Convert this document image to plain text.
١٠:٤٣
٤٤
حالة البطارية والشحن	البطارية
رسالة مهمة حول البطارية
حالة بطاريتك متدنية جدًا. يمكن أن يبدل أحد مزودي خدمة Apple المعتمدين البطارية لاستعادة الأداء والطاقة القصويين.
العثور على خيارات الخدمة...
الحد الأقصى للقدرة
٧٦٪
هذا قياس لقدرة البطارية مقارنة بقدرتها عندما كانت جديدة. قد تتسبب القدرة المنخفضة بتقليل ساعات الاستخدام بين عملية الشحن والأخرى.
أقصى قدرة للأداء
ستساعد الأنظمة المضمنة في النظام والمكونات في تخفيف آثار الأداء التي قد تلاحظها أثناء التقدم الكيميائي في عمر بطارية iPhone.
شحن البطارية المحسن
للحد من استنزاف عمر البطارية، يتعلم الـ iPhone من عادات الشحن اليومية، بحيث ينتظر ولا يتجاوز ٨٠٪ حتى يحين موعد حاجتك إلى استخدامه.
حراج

- - - - -

TASK DESCRIPTION
Write every record out again, unaltered.

OUTPUT
Convert this document image to plain text.
١٠:٤٣
٤٤
حالة البطارية والشحن	البطارية
رسالة مهمة حول البطارية
حالة بطاريتك متدنية جدًا. يمكن أن يبدل أحد مزودي خدمة Apple المعتمدين البطارية لاستعادة الأداء والطاقة القصويين.
العثور على خيارات الخدمة...
الحد الأقصى للقدرة
٧٦٪
هذا قياس لقدرة البطارية مقارنة بقدرتها عندما كانت جديدة. قد تتسبب القدرة المنخفضة بتقليل ساعات الاستخدام بين عملية الشحن والأخرى.
أقصى قدرة للأداء
ستساعد الأنظمة المضمنة في النظام والمكونات في تخفيف آثار الأداء التي قد تلاحظها أثناء التقدم الكيميائي في عمر بطارية iPhone.
شحن البطارية المحسن
للحد من استنزاف عمر البطارية، يتعلم الـ iPhone من عادات الشحن اليومية، بحيث ينتظر ولا يتجاوز ٨٠٪ حتى يحين موعد حاجتك إلى استخدامه.
حراج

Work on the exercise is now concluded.